- _The exercise_:
Read the data and repeat it in full, exactly.

- _Provided data_:
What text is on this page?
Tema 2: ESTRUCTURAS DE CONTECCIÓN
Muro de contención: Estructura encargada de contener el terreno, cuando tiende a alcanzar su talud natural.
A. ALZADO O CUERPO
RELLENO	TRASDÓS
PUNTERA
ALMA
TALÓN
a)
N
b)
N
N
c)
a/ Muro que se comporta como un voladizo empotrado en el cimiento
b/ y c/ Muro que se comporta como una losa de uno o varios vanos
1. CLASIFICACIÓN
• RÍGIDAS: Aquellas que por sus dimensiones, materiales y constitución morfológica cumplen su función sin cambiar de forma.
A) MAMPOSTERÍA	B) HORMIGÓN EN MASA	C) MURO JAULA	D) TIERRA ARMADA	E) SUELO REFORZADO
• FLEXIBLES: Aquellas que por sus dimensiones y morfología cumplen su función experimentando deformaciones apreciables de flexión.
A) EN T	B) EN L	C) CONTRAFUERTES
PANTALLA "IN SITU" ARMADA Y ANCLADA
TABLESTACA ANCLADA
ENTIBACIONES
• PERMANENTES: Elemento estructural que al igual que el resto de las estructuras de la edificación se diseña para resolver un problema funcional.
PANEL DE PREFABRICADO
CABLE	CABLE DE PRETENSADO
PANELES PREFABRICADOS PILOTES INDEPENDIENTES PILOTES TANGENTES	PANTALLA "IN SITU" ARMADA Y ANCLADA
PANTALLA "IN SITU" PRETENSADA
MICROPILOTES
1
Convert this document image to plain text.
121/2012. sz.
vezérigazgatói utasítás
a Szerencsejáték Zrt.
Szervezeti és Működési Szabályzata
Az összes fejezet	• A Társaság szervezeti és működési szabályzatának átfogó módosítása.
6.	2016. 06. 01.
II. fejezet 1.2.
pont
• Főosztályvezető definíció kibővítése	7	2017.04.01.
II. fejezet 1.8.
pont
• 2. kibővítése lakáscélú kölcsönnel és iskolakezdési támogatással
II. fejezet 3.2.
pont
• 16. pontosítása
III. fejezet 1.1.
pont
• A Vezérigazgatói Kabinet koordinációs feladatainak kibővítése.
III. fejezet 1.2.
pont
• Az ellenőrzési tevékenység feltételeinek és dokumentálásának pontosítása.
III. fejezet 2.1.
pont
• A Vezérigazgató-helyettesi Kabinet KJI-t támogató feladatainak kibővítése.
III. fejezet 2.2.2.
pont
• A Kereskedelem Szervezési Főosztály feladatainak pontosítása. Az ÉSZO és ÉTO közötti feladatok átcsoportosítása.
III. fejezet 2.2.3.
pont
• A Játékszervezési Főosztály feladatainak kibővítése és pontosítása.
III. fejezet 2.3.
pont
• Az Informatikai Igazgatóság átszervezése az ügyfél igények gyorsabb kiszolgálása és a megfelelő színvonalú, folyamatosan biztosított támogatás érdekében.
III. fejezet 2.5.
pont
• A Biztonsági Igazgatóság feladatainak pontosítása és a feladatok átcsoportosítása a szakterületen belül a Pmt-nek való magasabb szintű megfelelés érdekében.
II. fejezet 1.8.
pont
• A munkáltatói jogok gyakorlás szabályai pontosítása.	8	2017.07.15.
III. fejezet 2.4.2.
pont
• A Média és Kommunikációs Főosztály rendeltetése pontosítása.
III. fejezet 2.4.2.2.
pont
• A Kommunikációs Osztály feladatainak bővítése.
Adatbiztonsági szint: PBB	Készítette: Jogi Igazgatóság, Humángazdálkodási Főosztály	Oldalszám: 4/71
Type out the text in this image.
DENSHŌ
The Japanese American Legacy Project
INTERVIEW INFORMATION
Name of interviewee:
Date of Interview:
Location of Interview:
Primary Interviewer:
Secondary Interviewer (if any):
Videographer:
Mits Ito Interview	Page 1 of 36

- _Expected output_:
What text is on this page?
Tema 2: ESTRUCTURAS DE CONTECCIÓN
Muro de contención: Estructura encargada de contener el terreno, cuando tiende a alcanzar su talud natural.
A. ALZADO O CUERPO
RELLENO	TRASDÓS
PUNTERA
ALMA
TALÓN
a)
N
b)
N
N
c)
a/ Muro que se comporta como un voladizo empotrado en el cimiento
b/ y c/ Muro que se comporta como una losa de uno o varios vanos
1. CLASIFICACIÓN
• RÍGIDAS: Aquellas que por sus dimensiones, materiales y constitución morfológica cumplen su función sin cambiar de forma.
A) MAMPOSTERÍA	B) HORMIGÓN EN MASA	C) MURO JAULA	D) TIERRA ARMADA	E) SUELO REFORZADO
• FLEXIBLES: Aquellas que por sus dimensiones y morfología cumplen su función experimentando deformaciones apreciables de flexión.
A) EN T	B) EN L	C) CONTRAFUERTES
PANTALLA "IN SITU" ARMADA Y ANCLADA
TABLESTACA ANCLADA
ENTIBACIONES
• PERMANENTES: Elemento estructural que al igual que el resto de las estructuras de la edificación se diseña para resolver un problema funcional.
PANEL DE PREFABRICADO
CABLE	CABLE DE PRETENSADO
PANELES PREFABRICADOS PILOTES INDEPENDIENTES PILOTES TANGENTES	PANTALLA "IN SITU" ARMADA Y ANCLADA
PANTALLA "IN SITU" PRETENSADA
MICROPILOTES
1
Convert this document image to plain text.
121/2012. sz.
vezérigazgatói utasítás
a Szerencsejáték Zrt.
Szervezeti és Működési Szabályzata
Az összes fejezet	• A Társaság szervezeti és működési szabályzatának átfogó módosítása.
6.	2016. 06. 01.
II. fejezet 1.2.
pont
• Főosztályvezető definíció kibővítése	7	2017.04.01.
II. fejezet 1.8.
pont
• 2. kibővítése lakáscélú kölcsönnel és iskolakezdési támogatással
II. fejezet 3.2.
pont
• 16. pontosítása
III. fejezet 1.1.
pont
• A Vezérigazgatói Kabinet koordinációs feladatainak kibővítése.
III. fejezet 1.2.
pont
• Az ellenőrzési tevékenység feltételeinek és dokumentálásának pontosítása.
III. fejezet 2.1.
pont
• A Vezérigazgató-helyettesi Kabinet KJI-t támogató feladatainak kibővítése.
III. fejezet 2.2.2.
pont
• A Kereskedelem Szervezési Főosztály feladatainak pontosítása. Az ÉSZO és ÉTO közötti feladatok átcsoportosítása.
III. fejezet 2.2.3.
pont
• A Játékszervezési Főosztály feladatainak kibővítése és pontosítása.
III. fejezet 2.3.
pont
• Az Informatikai Igazgatóság átszervezése az ügyfél igények gyorsabb kiszolgálása és a megfelelő színvonalú, folyamatosan biztosított támogatás érdekében.
III. fejezet 2.5.
pont
• A Biztonsági Igazgatóság feladatainak pontosítása és a feladatok átcsoportosítása a szakterületen belül a Pmt-nek való magasabb szintű megfelelés érdekében.
II. fejezet 1.8.
pont
• A munkáltatói jogok gyakorlás szabályai pontosítása.	8	2017.07.15.
III. fejezet 2.4.2.
pont
• A Média és Kommunikációs Főosztály rendeltetése pontosítása.
III. fejezet 2.4.2.2.
pont
• A Kommunikációs Osztály feladatainak bővítése.
Adatbiztonsági szint: PBB	Készítette: Jogi Igazgatóság, Humángazdálkodási Főosztály	Oldalszám: 4/71
Type out the text in this image.
DENSHŌ
The Japanese American Legacy Project
INTERVIEW INFORMATION
Name of interviewee:
Date of Interview:
Location of Interview:
Primary Interviewer:
Secondary Interviewer (if any):
Videographer:
Mits Ito Interview	Page 1 of 36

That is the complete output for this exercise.